REQUIREMENTS
Below is a block of records; repeat all of them exactly.

DATA
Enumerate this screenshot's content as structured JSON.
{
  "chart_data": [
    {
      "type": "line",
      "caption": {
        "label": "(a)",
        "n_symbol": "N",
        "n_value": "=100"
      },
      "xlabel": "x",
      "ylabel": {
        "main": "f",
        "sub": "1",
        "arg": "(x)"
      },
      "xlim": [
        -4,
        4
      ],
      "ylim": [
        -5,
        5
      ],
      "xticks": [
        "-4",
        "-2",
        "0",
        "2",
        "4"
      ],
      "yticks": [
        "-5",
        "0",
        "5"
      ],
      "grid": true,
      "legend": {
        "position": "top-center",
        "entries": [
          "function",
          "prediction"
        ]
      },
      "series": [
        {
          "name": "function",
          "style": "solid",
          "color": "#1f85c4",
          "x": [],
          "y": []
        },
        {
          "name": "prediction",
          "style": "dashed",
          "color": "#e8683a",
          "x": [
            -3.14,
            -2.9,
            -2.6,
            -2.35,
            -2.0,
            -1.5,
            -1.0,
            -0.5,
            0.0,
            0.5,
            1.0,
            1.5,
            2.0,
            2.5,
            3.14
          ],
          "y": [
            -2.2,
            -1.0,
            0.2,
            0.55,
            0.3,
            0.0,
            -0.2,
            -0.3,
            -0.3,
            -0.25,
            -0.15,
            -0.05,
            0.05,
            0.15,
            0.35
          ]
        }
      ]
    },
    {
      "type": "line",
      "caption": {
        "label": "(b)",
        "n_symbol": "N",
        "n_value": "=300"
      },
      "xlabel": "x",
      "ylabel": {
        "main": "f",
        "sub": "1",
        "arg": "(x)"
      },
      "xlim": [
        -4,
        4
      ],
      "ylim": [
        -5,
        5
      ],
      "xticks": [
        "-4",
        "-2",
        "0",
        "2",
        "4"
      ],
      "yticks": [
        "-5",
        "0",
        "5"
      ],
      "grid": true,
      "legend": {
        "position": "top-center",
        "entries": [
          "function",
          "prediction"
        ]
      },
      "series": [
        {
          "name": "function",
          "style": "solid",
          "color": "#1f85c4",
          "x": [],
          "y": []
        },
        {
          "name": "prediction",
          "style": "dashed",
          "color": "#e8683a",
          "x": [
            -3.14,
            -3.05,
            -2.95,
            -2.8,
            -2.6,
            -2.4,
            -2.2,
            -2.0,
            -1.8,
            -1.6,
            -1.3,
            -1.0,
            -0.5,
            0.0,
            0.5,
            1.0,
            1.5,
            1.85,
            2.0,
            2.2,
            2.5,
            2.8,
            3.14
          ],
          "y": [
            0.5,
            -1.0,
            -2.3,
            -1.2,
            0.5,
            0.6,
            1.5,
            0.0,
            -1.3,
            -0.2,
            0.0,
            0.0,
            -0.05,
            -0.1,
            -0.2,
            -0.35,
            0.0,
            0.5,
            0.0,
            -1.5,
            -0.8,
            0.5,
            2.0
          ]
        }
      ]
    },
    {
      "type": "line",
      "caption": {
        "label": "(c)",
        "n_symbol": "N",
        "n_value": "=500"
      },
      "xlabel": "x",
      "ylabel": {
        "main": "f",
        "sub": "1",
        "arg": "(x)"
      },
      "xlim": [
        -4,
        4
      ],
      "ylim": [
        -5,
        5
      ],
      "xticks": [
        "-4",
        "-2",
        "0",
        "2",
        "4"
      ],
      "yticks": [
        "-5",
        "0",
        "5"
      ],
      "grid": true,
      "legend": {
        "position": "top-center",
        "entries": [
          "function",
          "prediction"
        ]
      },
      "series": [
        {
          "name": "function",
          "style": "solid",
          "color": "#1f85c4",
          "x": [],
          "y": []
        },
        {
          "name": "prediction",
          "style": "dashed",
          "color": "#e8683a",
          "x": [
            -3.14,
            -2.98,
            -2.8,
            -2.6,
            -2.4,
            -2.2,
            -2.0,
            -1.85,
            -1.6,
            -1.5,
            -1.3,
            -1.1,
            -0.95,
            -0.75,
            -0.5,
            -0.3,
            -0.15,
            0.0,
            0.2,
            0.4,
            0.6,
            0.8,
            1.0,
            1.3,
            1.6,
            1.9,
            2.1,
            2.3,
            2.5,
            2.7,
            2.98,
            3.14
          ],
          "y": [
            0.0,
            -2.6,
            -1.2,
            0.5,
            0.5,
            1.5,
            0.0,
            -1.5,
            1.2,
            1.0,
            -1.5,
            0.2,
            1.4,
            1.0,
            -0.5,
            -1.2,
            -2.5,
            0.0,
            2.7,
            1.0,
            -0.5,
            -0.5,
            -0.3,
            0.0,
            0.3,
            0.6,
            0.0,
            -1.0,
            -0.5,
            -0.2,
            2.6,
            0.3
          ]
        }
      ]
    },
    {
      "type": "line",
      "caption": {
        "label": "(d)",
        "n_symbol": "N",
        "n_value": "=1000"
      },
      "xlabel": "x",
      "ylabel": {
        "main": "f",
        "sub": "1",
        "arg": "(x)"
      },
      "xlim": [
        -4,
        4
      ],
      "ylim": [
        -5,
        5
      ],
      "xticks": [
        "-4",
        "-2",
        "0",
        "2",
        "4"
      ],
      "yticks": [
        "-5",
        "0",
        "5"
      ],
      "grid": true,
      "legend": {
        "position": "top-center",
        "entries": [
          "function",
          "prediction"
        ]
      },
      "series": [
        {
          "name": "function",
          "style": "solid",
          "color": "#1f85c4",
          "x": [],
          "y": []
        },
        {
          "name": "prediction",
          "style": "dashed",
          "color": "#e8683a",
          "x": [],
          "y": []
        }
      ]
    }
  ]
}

RESPONSE TO THIS TASK
Enumerate this screenshot's content as structured JSON.
{
  "chart_data": [
    {
      "type": "line",
      "caption": {
        "label": "(a)",
        "n_symbol": "N",
        "n_value": "=100"
      },
      "xlabel": "x",
      "ylabel": {
        "main": "f",
        "sub": "1",
        "arg": "(x)"
      },
      "xlim": [
        -4,
        4
      ],
      "ylim": [
        -5,
        5
      ],
      "xticks": [
        "-4",
        "-2",
        "0",
        "2",
        "4"
      ],
      "yticks": [
        "-5",
        "0",
        "5"
      ],
      "grid": true,
      "legend": {
        "position": "top-center",
        "entries": [
          "function",
          "prediction"
        ]
      },
      "series": [
        {
          "name": "function",
          "style": "solid",
          "color": "#1f85c4",
          "x": [],
          "y": []
        },
        {
          "name": "prediction",
          "style": "dashed",
          "color": "#e8683a",
          "x": [
            -3.14,
            -2.9,
            -2.6,
            -2.35,
            -2.0,
            -1.5,
            -1.0,
            -0.5,
            0.0,
            0.5,
            1.0,
            1.5,
            2.0,
            2.5,
            3.14
          ],
          "y": [
            -2.2,
            -1.0,
            0.2,
            0.55,
            0.3,
            0.0,
            -0.2,
            -0.3,
            -0.3,
            -0.25,
            -0.15,
            -0.05,
            0.05,
            0.15,
            0.35
          ]
        }
      ]
    },
    {
      "type": "line",
      "caption": {
        "label": "(b)",
        "n_symbol": "N",
        "n_value": "=300"
      },
      "xlabel": "x",
      "ylabel": {
        "main": "f",
        "sub": "1",
        "arg": "(x)"
      },
      "xlim": [
        -4,
        4
      ],
      "ylim": [
        -5,
        5
      ],
      "xticks": [
        "-4",
        "-2",
        "0",
        "2",
        "4"
      ],
      "yticks": [
        "-5",
        "0",
        "5"
      ],
      "grid": true,
      "legend": {
        "position": "top-center",
        "entries": [
          "function",
          "prediction"
        ]
      },
      "series": [
        {
          "name": "function",
          "style": "solid",
          "color": "#1f85c4",
          "x": [],
          "y": []
        },
        {
          "name": "prediction",
          "style": "dashed",
          "color": "#e8683a",
          "x": [
            -3.14,
            -3.05,
            -2.95,
            -2.8,
            -2.6,
            -2.4,
            -2.2,
            -2.0,
            -1.8,
            -1.6,
            -1.3,
            -1.0,
            -0.5,
            0.0,
            0.5,
            1.0,
            1.5,
            1.85,
            2.0,
            2.2,
            2.5,
            2.8,
            3.14
          ],
          "y": [
            0.5,
            -1.0,
            -2.3,
            -1.2,
            0.5,
            0.6,
            1.5,
            0.0,
            -1.3,
            -0.2,
            0.0,
            0.0,
            -0.05,
            -0.1,
            -0.2,
            -0.35,
            0.0,
            0.5,
            0.0,
            -1.5,
            -0.8,
            0.5,
            2.0
          ]
        }
      ]
    },
    {
      "type": "line",
      "caption": {
        "label": "(c)",
        "n_symbol": "N",
        "n_value": "=500"
      },
      "xlabel": "x",
      "ylabel": {
        "main": "f",
        "sub": "1",
        "arg": "(x)"
      },
      "xlim": [
        -4,
        4
      ],
      "ylim": [
        -5,
        5
      ],
      "xticks": [
        "-4",
        "-2",
        "0",
        "2",
        "4"
      ],
      "yticks": [
        "-5",
        "0",
        "5"
      ],
      "grid": true,
      "legend": {
        "position": "top-center",
        "entries": [
          "function",
          "prediction"
        ]
      },
      "series": [
        {
          "name": "function",
          "style": "solid",
          "color": "#1f85c4",
          "x": [],
          "y": []
        },
        {
          "name": "prediction",
          "style": "dashed",
          "color": "#e8683a",
          "x": [
            -3.14,
            -2.98,
            -2.8,
            -2.6,
            -2.4,
            -2.2,
            -2.0,
            -1.85,
            -1.6,
            -1.5,
            -1.3,
            -1.1,
            -0.95,
            -0.75,
            -0.5,
            -0.3,
            -0.15,
            0.0,
            0.2,
            0.4,
            0.6,
            0.8,
            1.0,
            1.3,
            1.6,
            1.9,
            2.1,
            2.3,
            2.5,
            2.7,
            2.98,
            3.14
          ],
          "y": [
            0.0,
            -2.6,
            -1.2,
            0.5,
            0.5,
            1.5,
            0.0,
            -1.5,
            1.2,
            1.0,
            -1.5,
            0.2,
            1.4,
            1.0,
            -0.5,
            -1.2,
            -2.5,
            0.0,
            2.7,
            1.0,
            -0.5,
            -0.5,
            -0.3,
            0.0,
            0.3,
            0.6,
            0.0,
            -1.0,
            -0.5,
            -0.2,
            2.6,
            0.3
          ]
        }
      ]
    },
    {
      "type": "line",
      "caption": {
        "label": "(d)",
        "n_symbol": "N",
        "n_value": "=1000"
      },
      "xlabel": "x",
      "ylabel": {
        "main": "f",
        "sub": "1",
        "arg": "(x)"
      },
      "xlim": [
        -4,
        4
      ],
      "ylim": [
        -5,
        5
      ],
      "xticks": [
        "-4",
        "-2",
        "0",
        "2",
        "4"
      ],
      "yticks": [
        "-5",
        "0",
        "5"
      ],
      "grid": true,
      "legend": {
        "position": "top-center",
        "entries": [
          "function",
          "prediction"
        ]
      },
      "series": [
        {
          "name": "function",
          "style": "solid",
          "color": "#1f85c4",
          "x": [],
          "y": []
        },
        {
          "name": "prediction",
          "style": "dashed",
          "color": "#e8683a",
          "x": [],
          "y": []
        }
      ]
    }
  ]
}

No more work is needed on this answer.